> Exercise requirements:
Retype all of the listing exactly, passing over any picture you find.
— begin The records —
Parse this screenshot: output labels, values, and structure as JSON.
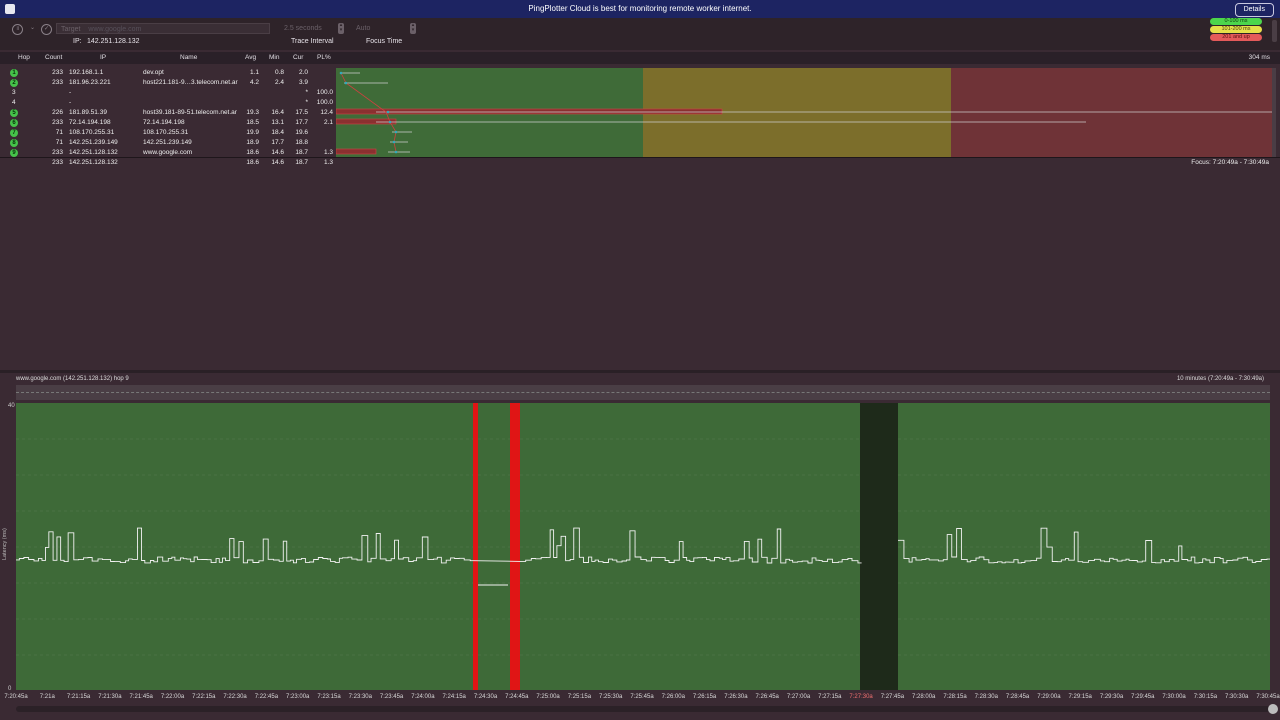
{
  "banner": {
    "message": "PingPlotter Cloud is best for monitoring remote worker internet.",
    "details_label": "Details"
  },
  "toolbar": {
    "target_label": "Target",
    "target_placeholder": "www.google.com",
    "interval_value": "2.5 seconds",
    "focus_value": "Auto",
    "ip_label": "IP:",
    "ip_value": "142.251.128.132",
    "trace_interval_label": "Trace Interval",
    "focus_time_label": "Focus Time"
  },
  "legend": [
    {
      "label": "0-100 ms",
      "color": "#4cd64c"
    },
    {
      "label": "101-200 ms",
      "color": "#e6e04a"
    },
    {
      "label": "201 and up",
      "color": "#e45a5a"
    }
  ],
  "table": {
    "headers": [
      "Hop",
      "Count",
      "IP",
      "Name",
      "Avg",
      "Min",
      "Cur",
      "PL%"
    ],
    "scale_label": "304 ms",
    "rows": [
      {
        "hop": "1",
        "count": "233",
        "ip": "192.168.1.1",
        "name": "dev.opt",
        "avg": "1.1",
        "min": "0.8",
        "cur": "2.0",
        "pl": "",
        "badge": true
      },
      {
        "hop": "2",
        "count": "233",
        "ip": "181.96.23.221",
        "name": "host221.181-9…3.telecom.net.ar",
        "avg": "4.2",
        "min": "2.4",
        "cur": "3.9",
        "pl": "",
        "badge": true
      },
      {
        "hop": "3",
        "count": "",
        "ip": "-",
        "name": "",
        "avg": "",
        "min": "",
        "cur": "*",
        "pl": "100.0",
        "badge": false
      },
      {
        "hop": "4",
        "count": "",
        "ip": "-",
        "name": "",
        "avg": "",
        "min": "",
        "cur": "*",
        "pl": "100.0",
        "badge": false
      },
      {
        "hop": "5",
        "count": "226",
        "ip": "181.89.51.39",
        "name": "host39.181-89-51.telecom.net.ar",
        "avg": "19.3",
        "min": "16.4",
        "cur": "17.5",
        "pl": "12.4",
        "badge": true
      },
      {
        "hop": "6",
        "count": "233",
        "ip": "72.14.194.198",
        "name": "72.14.194.198",
        "avg": "18.5",
        "min": "13.1",
        "cur": "17.7",
        "pl": "2.1",
        "badge": true
      },
      {
        "hop": "7",
        "count": "71",
        "ip": "108.170.255.31",
        "name": "108.170.255.31",
        "avg": "19.9",
        "min": "18.4",
        "cur": "19.6",
        "pl": "",
        "badge": true
      },
      {
        "hop": "8",
        "count": "71",
        "ip": "142.251.239.149",
        "name": "142.251.239.149",
        "avg": "18.9",
        "min": "17.7",
        "cur": "18.8",
        "pl": "",
        "badge": true
      },
      {
        "hop": "9",
        "count": "233",
        "ip": "142.251.128.132",
        "name": "www.google.com",
        "avg": "18.6",
        "min": "14.6",
        "cur": "18.7",
        "pl": "1.3",
        "badge": true
      }
    ],
    "summary": {
      "count": "233",
      "ip": "142.251.128.132",
      "avg": "18.6",
      "min": "14.6",
      "cur": "18.7",
      "pl": "1.3"
    },
    "focus_label": "Focus: 7:20:49a - 7:30:49a"
  },
  "graph": {
    "host_label": "www.google.com (142.251.128.132) hop 9",
    "range_label": "10 minutes (7:20:49a - 7:30:49a)",
    "y_max_label": "40",
    "y_min_label": "0",
    "y_axis_label": "Latency (ms)",
    "x_labels": [
      "7:20:45a",
      "7:21a",
      "7:21:15a",
      "7:21:30a",
      "7:21:45a",
      "7:22:00a",
      "7:22:15a",
      "7:22:30a",
      "7:22:45a",
      "7:23:00a",
      "7:23:15a",
      "7:23:30a",
      "7:23:45a",
      "7:24:00a",
      "7:24:15a",
      "7:24:30a",
      "7:24:45a",
      "7:25:00a",
      "7:25:15a",
      "7:25:30a",
      "7:25:45a",
      "7:26:00a",
      "7:26:15a",
      "7:26:30a",
      "7:26:45a",
      "7:27:00a",
      "7:27:15a",
      "7:27:30a",
      "7:27:45a",
      "7:28:00a",
      "7:28:15a",
      "7:28:30a",
      "7:28:45a",
      "7:29:00a",
      "7:29:15a",
      "7:29:30a",
      "7:29:45a",
      "7:30:00a",
      "7:30:15a",
      "7:30:30a",
      "7:30:45a"
    ],
    "highlight_label": "7:27:30a"
  },
  "colors": {
    "green_zone": "#3f6b38",
    "yellow_zone": "#7c6e2b",
    "red_zone": "#6f3337",
    "loss_bar": "#e01515",
    "gap": "#1e2a1a"
  }
}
— end The records —
> Full output:
Parse this screenshot: output labels, values, and structure as JSON.
{
  "banner": {
    "message": "PingPlotter Cloud is best for monitoring remote worker internet.",
    "details_label": "Details"
  },
  "toolbar": {
    "target_label": "Target",
    "target_placeholder": "www.google.com",
    "interval_value": "2.5 seconds",
    "focus_value": "Auto",
    "ip_label": "IP:",
    "ip_value": "142.251.128.132",
    "trace_interval_label": "Trace Interval",
    "focus_time_label": "Focus Time"
  },
  "legend": [
    {
      "label": "0-100 ms",
      "color": "#4cd64c"
    },
    {
      "label": "101-200 ms",
      "color": "#e6e04a"
    },
    {
      "label": "201 and up",
      "color": "#e45a5a"
    }
  ],
  "table": {
    "headers": [
      "Hop",
      "Count",
      "IP",
      "Name",
      "Avg",
      "Min",
      "Cur",
      "PL%"
    ],
    "scale_label": "304 ms",
    "rows": [
      {
        "hop": "1",
        "count": "233",
        "ip": "192.168.1.1",
        "name": "dev.opt",
        "avg": "1.1",
        "min": "0.8",
        "cur": "2.0",
        "pl": "",
        "badge": true
      },
      {
        "hop": "2",
        "count": "233",
        "ip": "181.96.23.221",
        "name": "host221.181-9…3.telecom.net.ar",
        "avg": "4.2",
        "min": "2.4",
        "cur": "3.9",
        "pl": "",
        "badge": true
      },
      {
        "hop": "3",
        "count": "",
        "ip": "-",
        "name": "",
        "avg": "",
        "min": "",
        "cur": "*",
        "pl": "100.0",
        "badge": false
      },
      {
        "hop": "4",
        "count": "",
        "ip": "-",
        "name": "",
        "avg": "",
        "min": "",
        "cur": "*",
        "pl": "100.0",
        "badge": false
      },
      {
        "hop": "5",
        "count": "226",
        "ip": "181.89.51.39",
        "name": "host39.181-89-51.telecom.net.ar",
        "avg": "19.3",
        "min": "16.4",
        "cur": "17.5",
        "pl": "12.4",
        "badge": true
      },
      {
        "hop": "6",
        "count": "233",
        "ip": "72.14.194.198",
        "name": "72.14.194.198",
        "avg": "18.5",
        "min": "13.1",
        "cur": "17.7",
        "pl": "2.1",
        "badge": true
      },
      {
        "hop": "7",
        "count": "71",
        "ip": "108.170.255.31",
        "name": "108.170.255.31",
        "avg": "19.9",
        "min": "18.4",
        "cur": "19.6",
        "pl": "",
        "badge": true
      },
      {
        "hop": "8",
        "count": "71",
        "ip": "142.251.239.149",
        "name": "142.251.239.149",
        "avg": "18.9",
        "min": "17.7",
        "cur": "18.8",
        "pl": "",
        "badge": true
      },
      {
        "hop": "9",
        "count": "233",
        "ip": "142.251.128.132",
        "name": "www.google.com",
        "avg": "18.6",
        "min": "14.6",
        "cur": "18.7",
        "pl": "1.3",
        "badge": true
      }
    ],
    "summary": {
      "count": "233",
      "ip": "142.251.128.132",
      "avg": "18.6",
      "min": "14.6",
      "cur": "18.7",
      "pl": "1.3"
    },
    "focus_label": "Focus: 7:20:49a - 7:30:49a"
  },
  "graph": {
    "host_label": "www.google.com (142.251.128.132) hop 9",
    "range_label": "10 minutes (7:20:49a - 7:30:49a)",
    "y_max_label": "40",
    "y_min_label": "0",
    "y_axis_label": "Latency (ms)",
    "x_labels": [
      "7:20:45a",
      "7:21a",
      "7:21:15a",
      "7:21:30a",
      "7:21:45a",
      "7:22:00a",
      "7:22:15a",
      "7:22:30a",
      "7:22:45a",
      "7:23:00a",
      "7:23:15a",
      "7:23:30a",
      "7:23:45a",
      "7:24:00a",
      "7:24:15a",
      "7:24:30a",
      "7:24:45a",
      "7:25:00a",
      "7:25:15a",
      "7:25:30a",
      "7:25:45a",
      "7:26:00a",
      "7:26:15a",
      "7:26:30a",
      "7:26:45a",
      "7:27:00a",
      "7:27:15a",
      "7:27:30a",
      "7:27:45a",
      "7:28:00a",
      "7:28:15a",
      "7:28:30a",
      "7:28:45a",
      "7:29:00a",
      "7:29:15a",
      "7:29:30a",
      "7:29:45a",
      "7:30:00a",
      "7:30:15a",
      "7:30:30a",
      "7:30:45a"
    ],
    "highlight_label": "7:27:30a"
  },
  "colors": {
    "green_zone": "#3f6b38",
    "yellow_zone": "#7c6e2b",
    "red_zone": "#6f3337",
    "loss_bar": "#e01515",
    "gap": "#1e2a1a"
  }
}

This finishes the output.